* [EXTRACTED DATA]
◆ ◆ ◆ ◆

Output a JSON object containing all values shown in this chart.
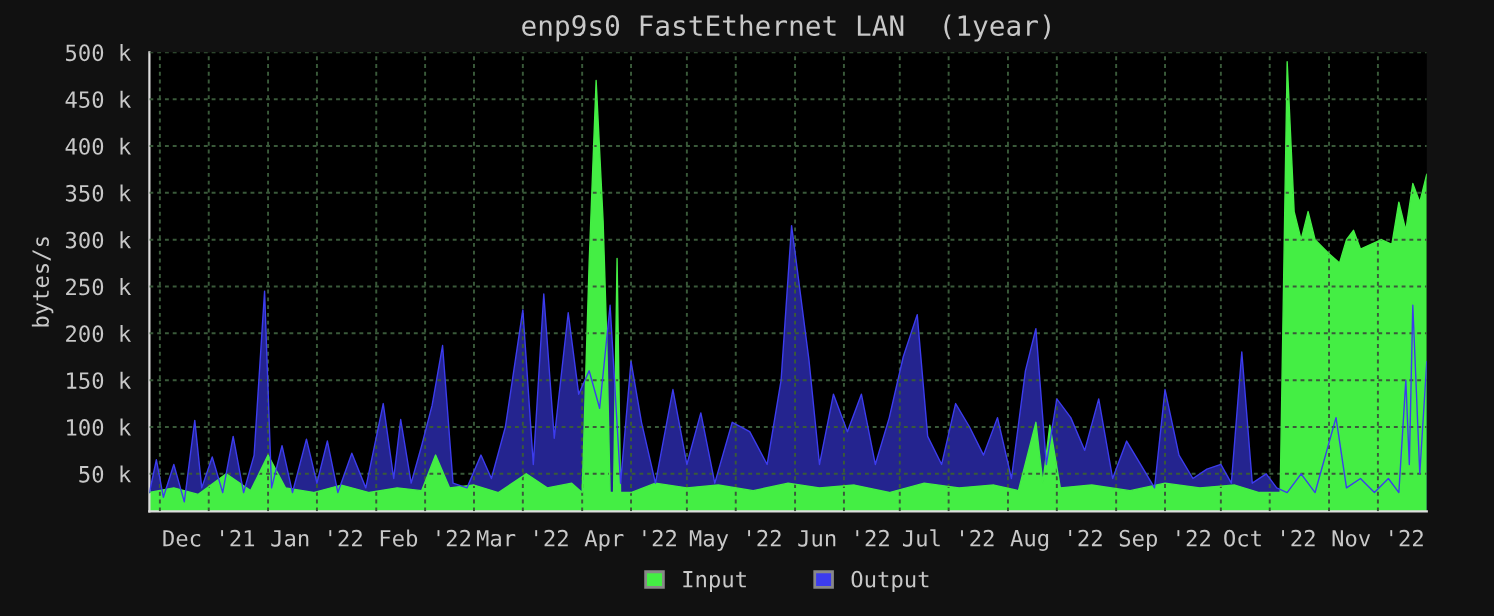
{
  "chart_data": {
    "type": "area",
    "title": "enp9s0 FastEthernet LAN  (1year)",
    "ylabel": "bytes/s",
    "xlim": [
      "2021-11-28",
      "2022-11-29"
    ],
    "xticks": [
      {
        "value": "2021-12-01",
        "label": null
      },
      {
        "value": "2021-12-15",
        "label": "Dec '21"
      },
      {
        "value": "2022-01-01",
        "label": null
      },
      {
        "value": "2022-01-15",
        "label": "Jan '22"
      },
      {
        "value": "2022-02-01",
        "label": null
      },
      {
        "value": "2022-02-15",
        "label": "Feb '22"
      },
      {
        "value": "2022-03-01",
        "label": null
      },
      {
        "value": "2022-03-15",
        "label": "Mar '22"
      },
      {
        "value": "2022-04-01",
        "label": null
      },
      {
        "value": "2022-04-15",
        "label": "Apr '22"
      },
      {
        "value": "2022-05-01",
        "label": null
      },
      {
        "value": "2022-05-15",
        "label": "May '22"
      },
      {
        "value": "2022-06-01",
        "label": null
      },
      {
        "value": "2022-06-15",
        "label": "Jun '22"
      },
      {
        "value": "2022-07-01",
        "label": null
      },
      {
        "value": "2022-07-15",
        "label": "Jul '22"
      },
      {
        "value": "2022-08-01",
        "label": null
      },
      {
        "value": "2022-08-15",
        "label": "Aug '22"
      },
      {
        "value": "2022-09-01",
        "label": null
      },
      {
        "value": "2022-09-15",
        "label": "Sep '22"
      },
      {
        "value": "2022-10-01",
        "label": null
      },
      {
        "value": "2022-10-15",
        "label": "Oct '22"
      },
      {
        "value": "2022-11-01",
        "label": null
      },
      {
        "value": "2022-11-15",
        "label": "Nov '22"
      }
    ],
    "ylim": [
      10000,
      500000
    ],
    "yticks": [
      {
        "value": 50000,
        "label": "50 k"
      },
      {
        "value": 100000,
        "label": "100 k"
      },
      {
        "value": 150000,
        "label": "150 k"
      },
      {
        "value": 200000,
        "label": "200 k"
      },
      {
        "value": 250000,
        "label": "250 k"
      },
      {
        "value": 300000,
        "label": "300 k"
      },
      {
        "value": 350000,
        "label": "350 k"
      },
      {
        "value": 400000,
        "label": "400 k"
      },
      {
        "value": 450000,
        "label": "450 k"
      },
      {
        "value": 500000,
        "label": "500 k"
      }
    ],
    "grid": true,
    "legend": "bottom",
    "series": [
      {
        "name": "Input",
        "color": "#44ee44",
        "x": [
          "2021-11-28",
          "2021-12-05",
          "2021-12-12",
          "2021-12-20",
          "2021-12-27",
          "2022-01-01",
          "2022-01-06",
          "2022-01-14",
          "2022-01-22",
          "2022-01-30",
          "2022-02-07",
          "2022-02-14",
          "2022-02-18",
          "2022-02-22",
          "2022-03-01",
          "2022-03-08",
          "2022-03-16",
          "2022-03-22",
          "2022-03-29",
          "2022-04-01",
          "2022-04-03",
          "2022-04-05",
          "2022-04-07",
          "2022-04-08",
          "2022-04-09",
          "2022-04-10",
          "2022-04-11",
          "2022-04-12",
          "2022-04-15",
          "2022-04-22",
          "2022-05-01",
          "2022-05-10",
          "2022-05-20",
          "2022-05-30",
          "2022-06-08",
          "2022-06-18",
          "2022-06-28",
          "2022-07-08",
          "2022-07-18",
          "2022-07-28",
          "2022-08-04",
          "2022-08-09",
          "2022-08-11",
          "2022-08-13",
          "2022-08-16",
          "2022-08-25",
          "2022-09-05",
          "2022-09-15",
          "2022-09-25",
          "2022-10-05",
          "2022-10-12",
          "2022-10-18",
          "2022-10-20",
          "2022-10-22",
          "2022-10-24",
          "2022-10-26",
          "2022-10-28",
          "2022-11-01",
          "2022-11-04",
          "2022-11-06",
          "2022-11-08",
          "2022-11-10",
          "2022-11-13",
          "2022-11-16",
          "2022-11-19",
          "2022-11-21",
          "2022-11-23",
          "2022-11-25",
          "2022-11-27",
          "2022-11-29"
        ],
        "values": [
          30000,
          35000,
          28000,
          50000,
          32000,
          70000,
          35000,
          30000,
          38000,
          30000,
          35000,
          32000,
          70000,
          35000,
          38000,
          30000,
          50000,
          35000,
          40000,
          30000,
          275000,
          470000,
          320000,
          200000,
          30000,
          30000,
          280000,
          30000,
          30000,
          40000,
          35000,
          38000,
          32000,
          40000,
          35000,
          38000,
          30000,
          40000,
          35000,
          38000,
          32000,
          105000,
          40000,
          102000,
          35000,
          38000,
          32000,
          40000,
          35000,
          38000,
          30000,
          30000,
          490000,
          330000,
          300000,
          330000,
          300000,
          285000,
          275000,
          300000,
          310000,
          290000,
          295000,
          300000,
          295000,
          340000,
          310000,
          360000,
          340000,
          370000
        ]
      },
      {
        "name": "Output",
        "color": "#3c3cee",
        "x": [
          "2021-11-28",
          "2021-11-30",
          "2021-12-02",
          "2021-12-05",
          "2021-12-08",
          "2021-12-11",
          "2021-12-13",
          "2021-12-16",
          "2021-12-19",
          "2021-12-22",
          "2021-12-25",
          "2021-12-28",
          "2021-12-31",
          "2022-01-02",
          "2022-01-05",
          "2022-01-08",
          "2022-01-12",
          "2022-01-15",
          "2022-01-18",
          "2022-01-21",
          "2022-01-25",
          "2022-01-29",
          "2022-02-03",
          "2022-02-06",
          "2022-02-08",
          "2022-02-11",
          "2022-02-14",
          "2022-02-17",
          "2022-02-20",
          "2022-02-23",
          "2022-02-27",
          "2022-03-03",
          "2022-03-06",
          "2022-03-10",
          "2022-03-15",
          "2022-03-18",
          "2022-03-21",
          "2022-03-24",
          "2022-03-28",
          "2022-03-31",
          "2022-04-03",
          "2022-04-06",
          "2022-04-09",
          "2022-04-12",
          "2022-04-15",
          "2022-04-18",
          "2022-04-22",
          "2022-04-27",
          "2022-05-01",
          "2022-05-05",
          "2022-05-09",
          "2022-05-14",
          "2022-05-19",
          "2022-05-24",
          "2022-05-28",
          "2022-05-31",
          "2022-06-05",
          "2022-06-08",
          "2022-06-12",
          "2022-06-16",
          "2022-06-20",
          "2022-06-24",
          "2022-06-28",
          "2022-07-02",
          "2022-07-06",
          "2022-07-09",
          "2022-07-13",
          "2022-07-17",
          "2022-07-21",
          "2022-07-25",
          "2022-07-29",
          "2022-08-02",
          "2022-08-06",
          "2022-08-09",
          "2022-08-12",
          "2022-08-15",
          "2022-08-19",
          "2022-08-23",
          "2022-08-27",
          "2022-08-31",
          "2022-09-04",
          "2022-09-08",
          "2022-09-12",
          "2022-09-15",
          "2022-09-19",
          "2022-09-23",
          "2022-09-27",
          "2022-10-01",
          "2022-10-04",
          "2022-10-07",
          "2022-10-10",
          "2022-10-14",
          "2022-10-17",
          "2022-10-20",
          "2022-10-24",
          "2022-10-28",
          "2022-11-03",
          "2022-11-06",
          "2022-11-10",
          "2022-11-14",
          "2022-11-18",
          "2022-11-21",
          "2022-11-23",
          "2022-11-24",
          "2022-11-25",
          "2022-11-27",
          "2022-11-29"
        ],
        "values": [
          30000,
          65000,
          25000,
          60000,
          20000,
          107000,
          35000,
          68000,
          30000,
          90000,
          30000,
          70000,
          245000,
          35000,
          80000,
          30000,
          87000,
          40000,
          85000,
          30000,
          72000,
          35000,
          125000,
          45000,
          108000,
          40000,
          80000,
          123000,
          187000,
          40000,
          35000,
          70000,
          45000,
          100000,
          225000,
          60000,
          242000,
          88000,
          222000,
          135000,
          160000,
          120000,
          230000,
          40000,
          170000,
          105000,
          40000,
          140000,
          60000,
          115000,
          40000,
          105000,
          95000,
          60000,
          150000,
          315000,
          171000,
          60000,
          135000,
          95000,
          135000,
          60000,
          110000,
          175000,
          220000,
          90000,
          60000,
          125000,
          100000,
          70000,
          110000,
          45000,
          160000,
          205000,
          60000,
          130000,
          110000,
          75000,
          130000,
          45000,
          85000,
          60000,
          35000,
          140000,
          70000,
          45000,
          55000,
          60000,
          40000,
          180000,
          40000,
          50000,
          35000,
          30000,
          50000,
          30000,
          110000,
          35000,
          45000,
          30000,
          45000,
          30000,
          150000,
          60000,
          230000,
          50000,
          170000
        ]
      }
    ]
  }
}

◆ ◆ ◆ ◆

* [TASK PROMPT]
Look through the data and show every line containing "Output".

* [REPLY]
Output a JSON object containing all values shown in this chart.
        "name": "Output",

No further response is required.